_WHAT IS BEING ASKED_:
Scan the material for the word "Annual", and copy each line where it shows up.

(Data listing)
◇ ◇ ◇ ◇

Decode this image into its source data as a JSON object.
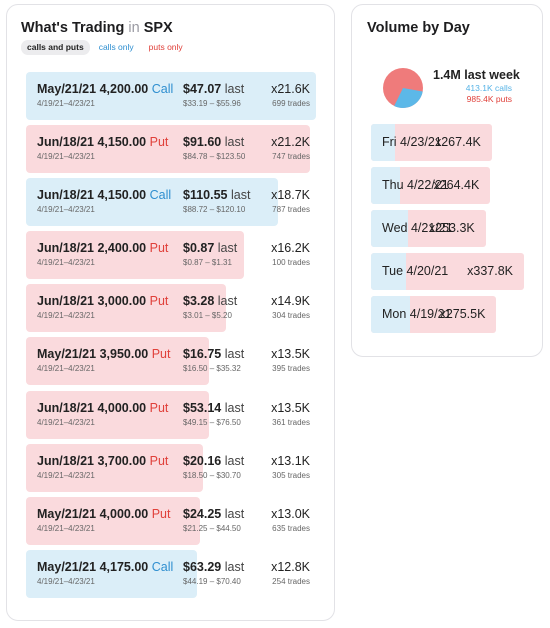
{
  "trading": {
    "title_prefix": "What's Trading",
    "title_in": "in",
    "symbol": "SPX",
    "filters": {
      "all": "calls and puts",
      "calls": "calls only",
      "puts": "puts only",
      "active": "all"
    },
    "last_label": "last",
    "trades_suffix": "trades",
    "trades": [
      {
        "expiry": "May/21/21",
        "strike": "4,200.00",
        "type": "Call",
        "dates": "4/19/21–4/23/21",
        "last": "$47.07",
        "range": "$33.19 – $55.96",
        "qty": "x21.6K",
        "count": "699",
        "share": 1.0
      },
      {
        "expiry": "Jun/18/21",
        "strike": "4,150.00",
        "type": "Put",
        "dates": "4/19/21–4/23/21",
        "last": "$91.60",
        "range": "$84.78 – $123.50",
        "qty": "x21.2K",
        "count": "747",
        "share": 0.98
      },
      {
        "expiry": "Jun/18/21",
        "strike": "4,150.00",
        "type": "Call",
        "dates": "4/19/21–4/23/21",
        "last": "$110.55",
        "range": "$88.72 – $120.10",
        "qty": "x18.7K",
        "count": "787",
        "share": 0.87
      },
      {
        "expiry": "Jun/18/21",
        "strike": "2,400.00",
        "type": "Put",
        "dates": "4/19/21–4/23/21",
        "last": "$0.87",
        "range": "$0.87 – $1.31",
        "qty": "x16.2K",
        "count": "100",
        "share": 0.75
      },
      {
        "expiry": "Jun/18/21",
        "strike": "3,000.00",
        "type": "Put",
        "dates": "4/19/21–4/23/21",
        "last": "$3.28",
        "range": "$3.01 – $5.20",
        "qty": "x14.9K",
        "count": "304",
        "share": 0.69
      },
      {
        "expiry": "May/21/21",
        "strike": "3,950.00",
        "type": "Put",
        "dates": "4/19/21–4/23/21",
        "last": "$16.75",
        "range": "$16.50 – $35.32",
        "qty": "x13.5K",
        "count": "395",
        "share": 0.63
      },
      {
        "expiry": "Jun/18/21",
        "strike": "4,000.00",
        "type": "Put",
        "dates": "4/19/21–4/23/21",
        "last": "$53.14",
        "range": "$49.15 – $76.50",
        "qty": "x13.5K",
        "count": "361",
        "share": 0.63
      },
      {
        "expiry": "Jun/18/21",
        "strike": "3,700.00",
        "type": "Put",
        "dates": "4/19/21–4/23/21",
        "last": "$20.16",
        "range": "$18.50 – $30.70",
        "qty": "x13.1K",
        "count": "305",
        "share": 0.61
      },
      {
        "expiry": "May/21/21",
        "strike": "4,000.00",
        "type": "Put",
        "dates": "4/19/21–4/23/21",
        "last": "$24.25",
        "range": "$21.25 – $44.50",
        "qty": "x13.0K",
        "count": "635",
        "share": 0.6
      },
      {
        "expiry": "May/21/21",
        "strike": "4,175.00",
        "type": "Call",
        "dates": "4/19/21–4/23/21",
        "last": "$63.29",
        "range": "$44.19 – $70.40",
        "qty": "x12.8K",
        "count": "254",
        "share": 0.59
      }
    ]
  },
  "volume": {
    "title": "Volume by Day",
    "total": "1.4M last week",
    "calls": "413.1K calls",
    "puts": "985.4K puts",
    "calls_fraction": 0.295,
    "colors": {
      "call": "#5cb8e8",
      "put": "#ef7b7b",
      "call_bg": "#dbeef8",
      "put_bg": "#fadadd"
    },
    "days": [
      {
        "label": "Fri 4/23/21",
        "qty": "x267.4K",
        "share": 0.79,
        "call_share": 0.2
      },
      {
        "label": "Thu 4/22/21",
        "qty": "x264.4K",
        "share": 0.78,
        "call_share": 0.24
      },
      {
        "label": "Wed 4/21/21",
        "qty": "x253.3K",
        "share": 0.75,
        "call_share": 0.32
      },
      {
        "label": "Tue 4/20/21",
        "qty": "x337.8K",
        "share": 1.0,
        "call_share": 0.23
      },
      {
        "label": "Mon 4/19/21",
        "qty": "x275.5K",
        "share": 0.82,
        "call_share": 0.31
      }
    ]
  }
}
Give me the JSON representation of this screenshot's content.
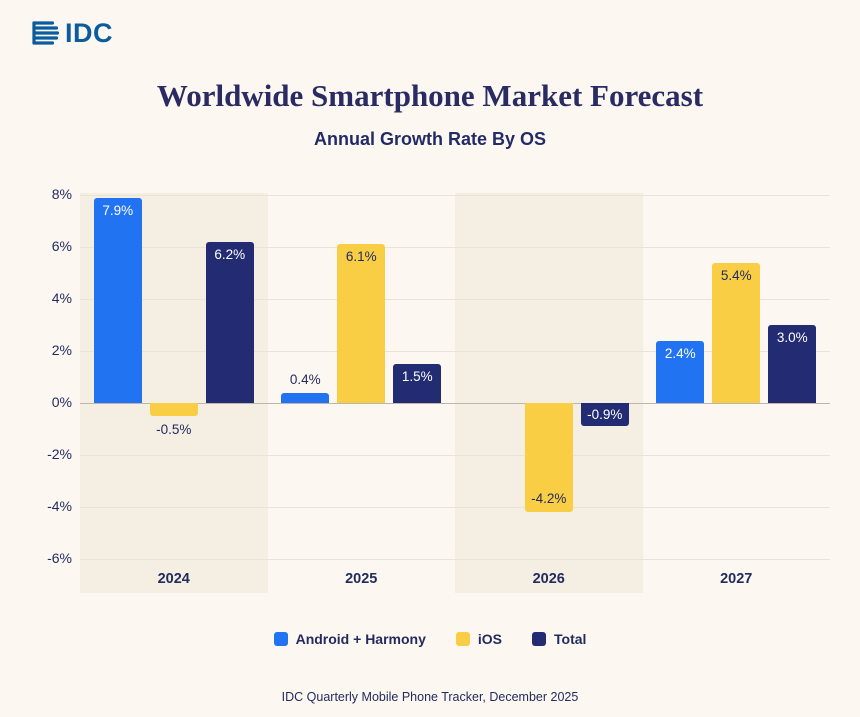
{
  "logo": {
    "text": "IDC"
  },
  "header": {
    "title": "Worldwide Smartphone Market Forecast",
    "subtitle": "Annual Growth Rate By OS"
  },
  "footer": {
    "source": "IDC Quarterly Mobile Phone Tracker, December 2025"
  },
  "colors": {
    "background": "#FCF8F1",
    "band": "#F4EEE3",
    "android": "#2273F2",
    "ios": "#F9CE45",
    "total": "#232B72",
    "text_navy": "#232B5E",
    "logo_blue": "#0B5C9E"
  },
  "legend": [
    {
      "name": "Android + Harmony",
      "color": "#2273F2"
    },
    {
      "name": "iOS",
      "color": "#F9CE45"
    },
    {
      "name": "Total",
      "color": "#232B72"
    }
  ],
  "chart_data": {
    "type": "bar",
    "title": "Worldwide Smartphone Market Forecast",
    "subtitle": "Annual Growth Rate By OS",
    "categories": [
      "2024",
      "2025",
      "2026",
      "2027"
    ],
    "series": [
      {
        "name": "Android + Harmony",
        "color": "#2273F2",
        "values": [
          7.9,
          0.4,
          null,
          2.4
        ],
        "labels": [
          "7.9%",
          "0.4%",
          "",
          "2.4%"
        ],
        "label_placements": [
          "inside-end",
          "outside-end",
          "",
          "inside-end"
        ],
        "label_color_inside": "#FFFFFF"
      },
      {
        "name": "iOS",
        "color": "#F9CE45",
        "values": [
          -0.5,
          6.1,
          -4.2,
          5.4
        ],
        "labels": [
          "-0.5%",
          "6.1%",
          "-4.2%",
          "5.4%"
        ],
        "label_placements": [
          "outside-end",
          "inside-end",
          "inside-end",
          "inside-end"
        ],
        "label_color_inside": "#232B5E"
      },
      {
        "name": "Total",
        "color": "#232B72",
        "values": [
          6.2,
          1.5,
          -0.9,
          3.0
        ],
        "labels": [
          "6.2%",
          "1.5%",
          "-0.9%",
          "3.0%"
        ],
        "label_placements": [
          "inside-end",
          "inside-end",
          "inside-center",
          "inside-end"
        ],
        "label_color_inside": "#FFFFFF"
      }
    ],
    "ylim": [
      -6,
      8
    ],
    "ytick_step": 2,
    "yticks": [
      8,
      6,
      4,
      2,
      0,
      -2,
      -4,
      -6
    ],
    "ytick_labels": [
      "8%",
      "6%",
      "4%",
      "2%",
      "0%",
      "-2%",
      "-4%",
      "-6%"
    ],
    "grid": true,
    "legend_position": "bottom",
    "band_columns": [
      0,
      2
    ],
    "outside_label_color": "#232B5E",
    "xlabel": "",
    "ylabel": ""
  }
}
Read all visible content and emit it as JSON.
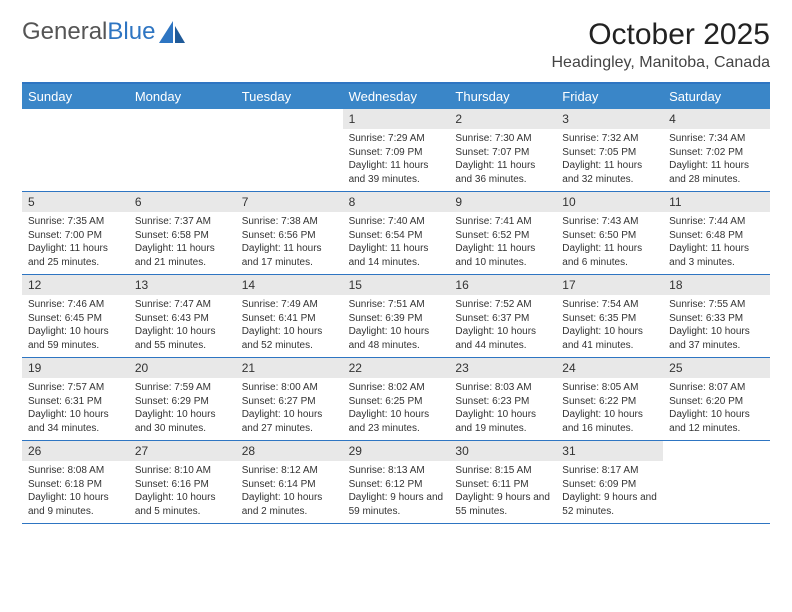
{
  "logo": {
    "text1": "General",
    "text2": "Blue"
  },
  "title": "October 2025",
  "location": "Headingley, Manitoba, Canada",
  "colors": {
    "header_bg": "#3a86c8",
    "border": "#2e75c2",
    "numbar_bg": "#e8e8e8",
    "text": "#333333",
    "logo_blue": "#2e75c2"
  },
  "day_headers": [
    "Sunday",
    "Monday",
    "Tuesday",
    "Wednesday",
    "Thursday",
    "Friday",
    "Saturday"
  ],
  "weeks": [
    [
      {
        "num": "",
        "sunrise": "",
        "sunset": "",
        "daylight": ""
      },
      {
        "num": "",
        "sunrise": "",
        "sunset": "",
        "daylight": ""
      },
      {
        "num": "",
        "sunrise": "",
        "sunset": "",
        "daylight": ""
      },
      {
        "num": "1",
        "sunrise": "Sunrise: 7:29 AM",
        "sunset": "Sunset: 7:09 PM",
        "daylight": "Daylight: 11 hours and 39 minutes."
      },
      {
        "num": "2",
        "sunrise": "Sunrise: 7:30 AM",
        "sunset": "Sunset: 7:07 PM",
        "daylight": "Daylight: 11 hours and 36 minutes."
      },
      {
        "num": "3",
        "sunrise": "Sunrise: 7:32 AM",
        "sunset": "Sunset: 7:05 PM",
        "daylight": "Daylight: 11 hours and 32 minutes."
      },
      {
        "num": "4",
        "sunrise": "Sunrise: 7:34 AM",
        "sunset": "Sunset: 7:02 PM",
        "daylight": "Daylight: 11 hours and 28 minutes."
      }
    ],
    [
      {
        "num": "5",
        "sunrise": "Sunrise: 7:35 AM",
        "sunset": "Sunset: 7:00 PM",
        "daylight": "Daylight: 11 hours and 25 minutes."
      },
      {
        "num": "6",
        "sunrise": "Sunrise: 7:37 AM",
        "sunset": "Sunset: 6:58 PM",
        "daylight": "Daylight: 11 hours and 21 minutes."
      },
      {
        "num": "7",
        "sunrise": "Sunrise: 7:38 AM",
        "sunset": "Sunset: 6:56 PM",
        "daylight": "Daylight: 11 hours and 17 minutes."
      },
      {
        "num": "8",
        "sunrise": "Sunrise: 7:40 AM",
        "sunset": "Sunset: 6:54 PM",
        "daylight": "Daylight: 11 hours and 14 minutes."
      },
      {
        "num": "9",
        "sunrise": "Sunrise: 7:41 AM",
        "sunset": "Sunset: 6:52 PM",
        "daylight": "Daylight: 11 hours and 10 minutes."
      },
      {
        "num": "10",
        "sunrise": "Sunrise: 7:43 AM",
        "sunset": "Sunset: 6:50 PM",
        "daylight": "Daylight: 11 hours and 6 minutes."
      },
      {
        "num": "11",
        "sunrise": "Sunrise: 7:44 AM",
        "sunset": "Sunset: 6:48 PM",
        "daylight": "Daylight: 11 hours and 3 minutes."
      }
    ],
    [
      {
        "num": "12",
        "sunrise": "Sunrise: 7:46 AM",
        "sunset": "Sunset: 6:45 PM",
        "daylight": "Daylight: 10 hours and 59 minutes."
      },
      {
        "num": "13",
        "sunrise": "Sunrise: 7:47 AM",
        "sunset": "Sunset: 6:43 PM",
        "daylight": "Daylight: 10 hours and 55 minutes."
      },
      {
        "num": "14",
        "sunrise": "Sunrise: 7:49 AM",
        "sunset": "Sunset: 6:41 PM",
        "daylight": "Daylight: 10 hours and 52 minutes."
      },
      {
        "num": "15",
        "sunrise": "Sunrise: 7:51 AM",
        "sunset": "Sunset: 6:39 PM",
        "daylight": "Daylight: 10 hours and 48 minutes."
      },
      {
        "num": "16",
        "sunrise": "Sunrise: 7:52 AM",
        "sunset": "Sunset: 6:37 PM",
        "daylight": "Daylight: 10 hours and 44 minutes."
      },
      {
        "num": "17",
        "sunrise": "Sunrise: 7:54 AM",
        "sunset": "Sunset: 6:35 PM",
        "daylight": "Daylight: 10 hours and 41 minutes."
      },
      {
        "num": "18",
        "sunrise": "Sunrise: 7:55 AM",
        "sunset": "Sunset: 6:33 PM",
        "daylight": "Daylight: 10 hours and 37 minutes."
      }
    ],
    [
      {
        "num": "19",
        "sunrise": "Sunrise: 7:57 AM",
        "sunset": "Sunset: 6:31 PM",
        "daylight": "Daylight: 10 hours and 34 minutes."
      },
      {
        "num": "20",
        "sunrise": "Sunrise: 7:59 AM",
        "sunset": "Sunset: 6:29 PM",
        "daylight": "Daylight: 10 hours and 30 minutes."
      },
      {
        "num": "21",
        "sunrise": "Sunrise: 8:00 AM",
        "sunset": "Sunset: 6:27 PM",
        "daylight": "Daylight: 10 hours and 27 minutes."
      },
      {
        "num": "22",
        "sunrise": "Sunrise: 8:02 AM",
        "sunset": "Sunset: 6:25 PM",
        "daylight": "Daylight: 10 hours and 23 minutes."
      },
      {
        "num": "23",
        "sunrise": "Sunrise: 8:03 AM",
        "sunset": "Sunset: 6:23 PM",
        "daylight": "Daylight: 10 hours and 19 minutes."
      },
      {
        "num": "24",
        "sunrise": "Sunrise: 8:05 AM",
        "sunset": "Sunset: 6:22 PM",
        "daylight": "Daylight: 10 hours and 16 minutes."
      },
      {
        "num": "25",
        "sunrise": "Sunrise: 8:07 AM",
        "sunset": "Sunset: 6:20 PM",
        "daylight": "Daylight: 10 hours and 12 minutes."
      }
    ],
    [
      {
        "num": "26",
        "sunrise": "Sunrise: 8:08 AM",
        "sunset": "Sunset: 6:18 PM",
        "daylight": "Daylight: 10 hours and 9 minutes."
      },
      {
        "num": "27",
        "sunrise": "Sunrise: 8:10 AM",
        "sunset": "Sunset: 6:16 PM",
        "daylight": "Daylight: 10 hours and 5 minutes."
      },
      {
        "num": "28",
        "sunrise": "Sunrise: 8:12 AM",
        "sunset": "Sunset: 6:14 PM",
        "daylight": "Daylight: 10 hours and 2 minutes."
      },
      {
        "num": "29",
        "sunrise": "Sunrise: 8:13 AM",
        "sunset": "Sunset: 6:12 PM",
        "daylight": "Daylight: 9 hours and 59 minutes."
      },
      {
        "num": "30",
        "sunrise": "Sunrise: 8:15 AM",
        "sunset": "Sunset: 6:11 PM",
        "daylight": "Daylight: 9 hours and 55 minutes."
      },
      {
        "num": "31",
        "sunrise": "Sunrise: 8:17 AM",
        "sunset": "Sunset: 6:09 PM",
        "daylight": "Daylight: 9 hours and 52 minutes."
      },
      {
        "num": "",
        "sunrise": "",
        "sunset": "",
        "daylight": ""
      }
    ]
  ]
}
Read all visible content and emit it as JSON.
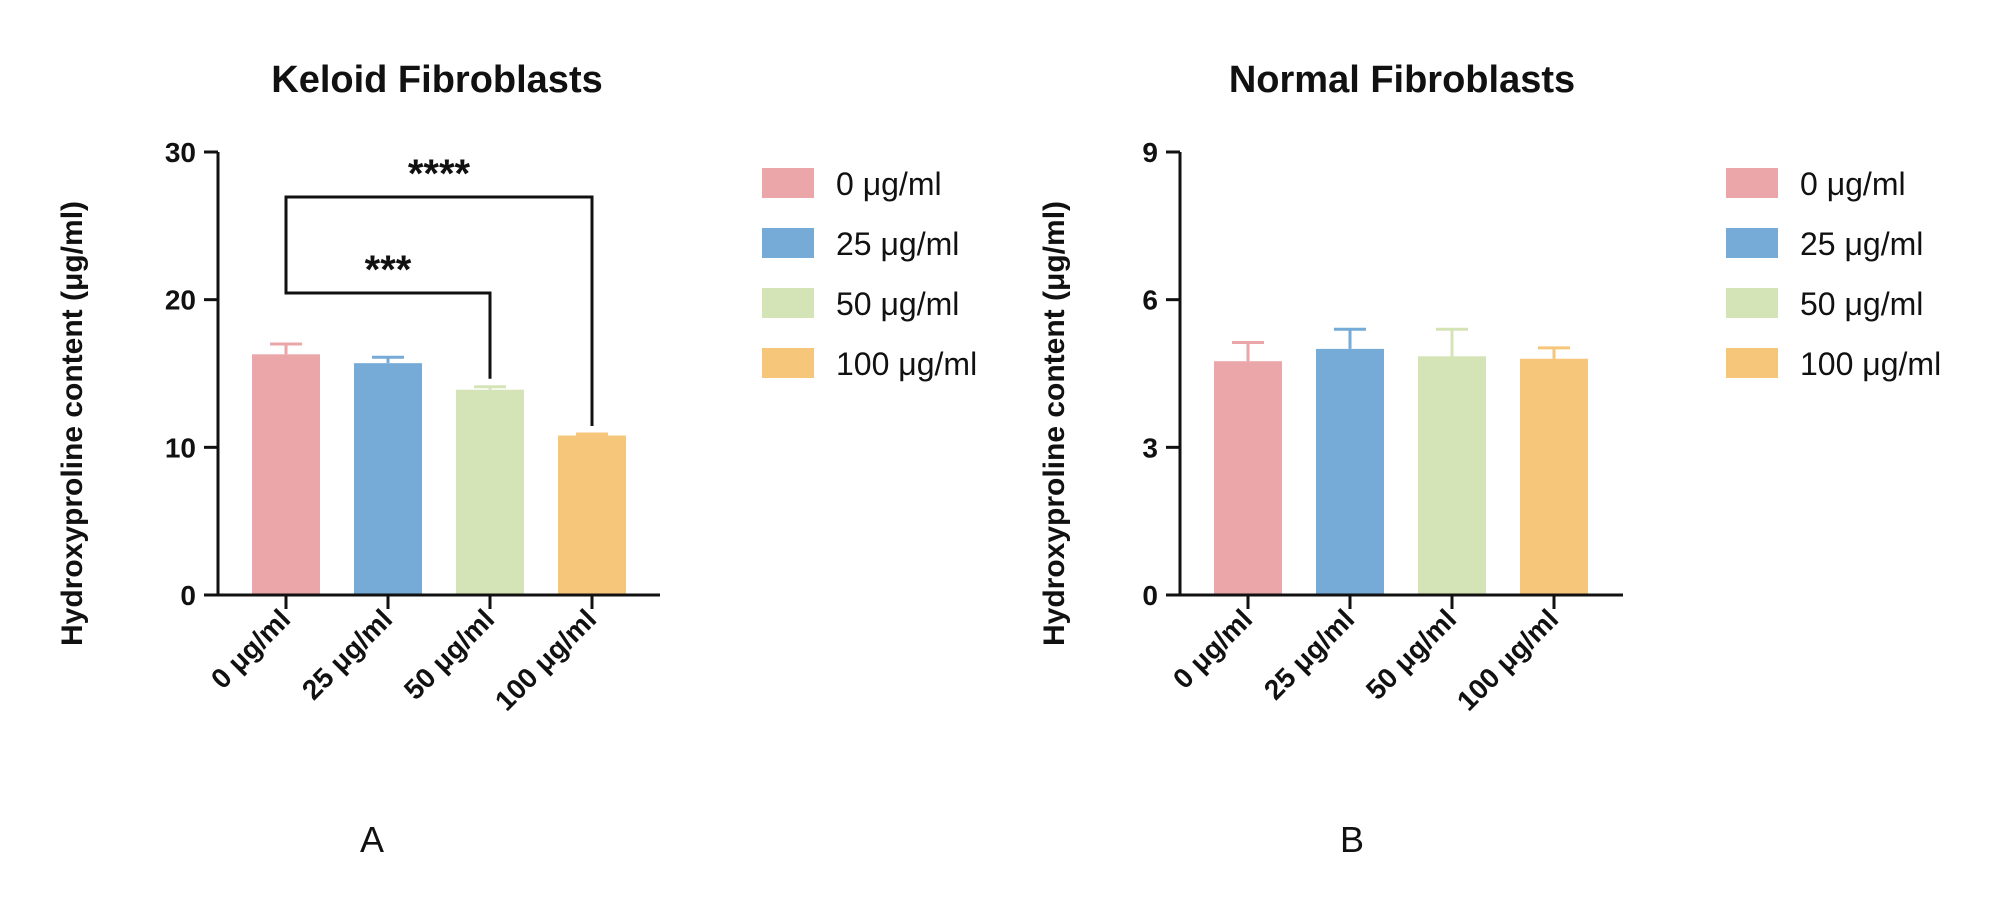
{
  "chart_data": [
    {
      "type": "bar",
      "panel_label": "A",
      "title": "Keloid Fibroblasts",
      "ylabel": "Hydroxyproline content (μg/ml)",
      "xlabel": "",
      "categories": [
        "0 μg/ml",
        "25 μg/ml",
        "50 μg/ml",
        "100 μg/ml"
      ],
      "values": [
        16.3,
        15.7,
        13.9,
        10.8
      ],
      "errors": [
        0.7,
        0.4,
        0.2,
        0.1
      ],
      "ylim": [
        0,
        30
      ],
      "yticks": [
        "0",
        "10",
        "20",
        "30"
      ],
      "colors": [
        "#EAA6A8",
        "#75ABD6",
        "#D5E4B7",
        "#F6C67A"
      ],
      "legend": [
        "0 μg/ml",
        "25 μg/ml",
        "50 μg/ml",
        "100 μg/ml"
      ],
      "legend_position": "right",
      "significance": [
        {
          "from": "0 μg/ml",
          "to": "50 μg/ml",
          "label": "***"
        },
        {
          "from": "0 μg/ml",
          "to": "100 μg/ml",
          "label": "****"
        }
      ]
    },
    {
      "type": "bar",
      "panel_label": "B",
      "title": "Normal Fibroblasts",
      "ylabel": "Hydroxyproline content (μg/ml)",
      "xlabel": "",
      "categories": [
        "0 μg/ml",
        "25 μg/ml",
        "50 μg/ml",
        "100 μg/ml"
      ],
      "values": [
        4.75,
        5.0,
        4.85,
        4.8
      ],
      "errors": [
        0.38,
        0.4,
        0.55,
        0.22
      ],
      "ylim": [
        0,
        9
      ],
      "yticks": [
        "0",
        "3",
        "6",
        "9"
      ],
      "colors": [
        "#EAA6A8",
        "#75ABD6",
        "#D5E4B7",
        "#F6C67A"
      ],
      "legend": [
        "0 μg/ml",
        "25 μg/ml",
        "50 μg/ml",
        "100 μg/ml"
      ],
      "legend_position": "right",
      "significance": []
    }
  ]
}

◇ ◇ ◇ ◇

_RESULT OF THIS TASK_:
    "subtitle": "Annual Growth Rate By OS"
    "subtitle": "Annual Growth Rate By OS",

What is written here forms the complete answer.